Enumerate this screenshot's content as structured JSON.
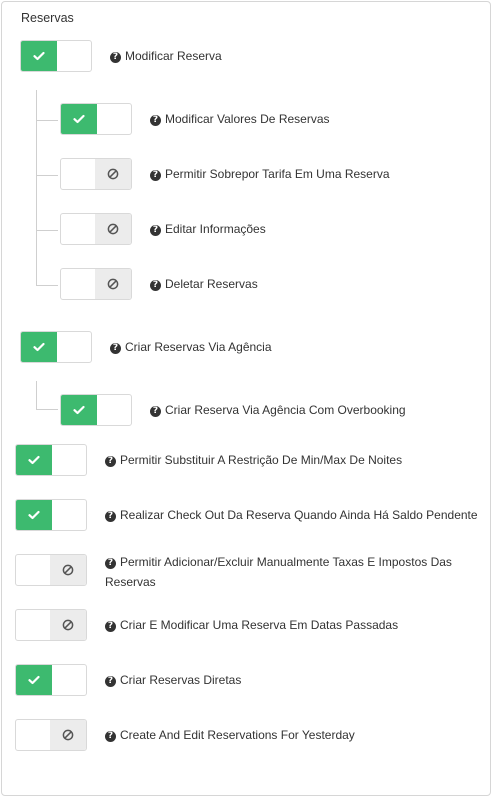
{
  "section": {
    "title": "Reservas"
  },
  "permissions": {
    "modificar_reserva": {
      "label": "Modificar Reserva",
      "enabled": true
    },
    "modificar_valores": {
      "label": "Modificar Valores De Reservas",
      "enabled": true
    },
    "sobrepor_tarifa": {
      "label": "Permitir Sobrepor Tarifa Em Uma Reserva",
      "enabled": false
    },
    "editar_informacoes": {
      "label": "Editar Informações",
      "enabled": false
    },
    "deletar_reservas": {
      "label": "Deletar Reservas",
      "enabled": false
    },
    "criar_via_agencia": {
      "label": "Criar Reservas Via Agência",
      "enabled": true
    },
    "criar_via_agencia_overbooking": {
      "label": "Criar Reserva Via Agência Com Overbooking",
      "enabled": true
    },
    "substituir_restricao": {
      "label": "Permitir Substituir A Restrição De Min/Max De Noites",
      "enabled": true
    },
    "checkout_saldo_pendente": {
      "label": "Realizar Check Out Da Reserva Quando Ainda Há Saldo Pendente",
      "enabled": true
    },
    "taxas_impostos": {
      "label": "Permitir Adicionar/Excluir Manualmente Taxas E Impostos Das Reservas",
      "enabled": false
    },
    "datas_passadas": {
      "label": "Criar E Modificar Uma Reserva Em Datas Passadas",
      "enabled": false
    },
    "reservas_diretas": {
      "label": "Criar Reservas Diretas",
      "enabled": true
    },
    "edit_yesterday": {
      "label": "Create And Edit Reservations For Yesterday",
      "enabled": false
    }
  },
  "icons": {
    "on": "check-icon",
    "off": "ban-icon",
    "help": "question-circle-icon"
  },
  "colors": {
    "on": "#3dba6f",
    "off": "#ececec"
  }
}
====
**TASK DIRECTIONS**
Write out the listing word for word, omitting the pictures it holds.

**EXERCISE RESULT**
Enumerate this screenshot's content as structured JSON.
{
  "section": {
    "title": "Reservas"
  },
  "permissions": {
    "modificar_reserva": {
      "label": "Modificar Reserva",
      "enabled": true
    },
    "modificar_valores": {
      "label": "Modificar Valores De Reservas",
      "enabled": true
    },
    "sobrepor_tarifa": {
      "label": "Permitir Sobrepor Tarifa Em Uma Reserva",
      "enabled": false
    },
    "editar_informacoes": {
      "label": "Editar Informações",
      "enabled": false
    },
    "deletar_reservas": {
      "label": "Deletar Reservas",
      "enabled": false
    },
    "criar_via_agencia": {
      "label": "Criar Reservas Via Agência",
      "enabled": true
    },
    "criar_via_agencia_overbooking": {
      "label": "Criar Reserva Via Agência Com Overbooking",
      "enabled": true
    },
    "substituir_restricao": {
      "label": "Permitir Substituir A Restrição De Min/Max De Noites",
      "enabled": true
    },
    "checkout_saldo_pendente": {
      "label": "Realizar Check Out Da Reserva Quando Ainda Há Saldo Pendente",
      "enabled": true
    },
    "taxas_impostos": {
      "label": "Permitir Adicionar/Excluir Manualmente Taxas E Impostos Das Reservas",
      "enabled": false
    },
    "datas_passadas": {
      "label": "Criar E Modificar Uma Reserva Em Datas Passadas",
      "enabled": false
    },
    "reservas_diretas": {
      "label": "Criar Reservas Diretas",
      "enabled": true
    },
    "edit_yesterday": {
      "label": "Create And Edit Reservations For Yesterday",
      "enabled": false
    }
  },
  "icons": {
    "on": "check-icon",
    "off": "ban-icon",
    "help": "question-circle-icon"
  },
  "colors": {
    "on": "#3dba6f",
    "off": "#ececec"
  }
}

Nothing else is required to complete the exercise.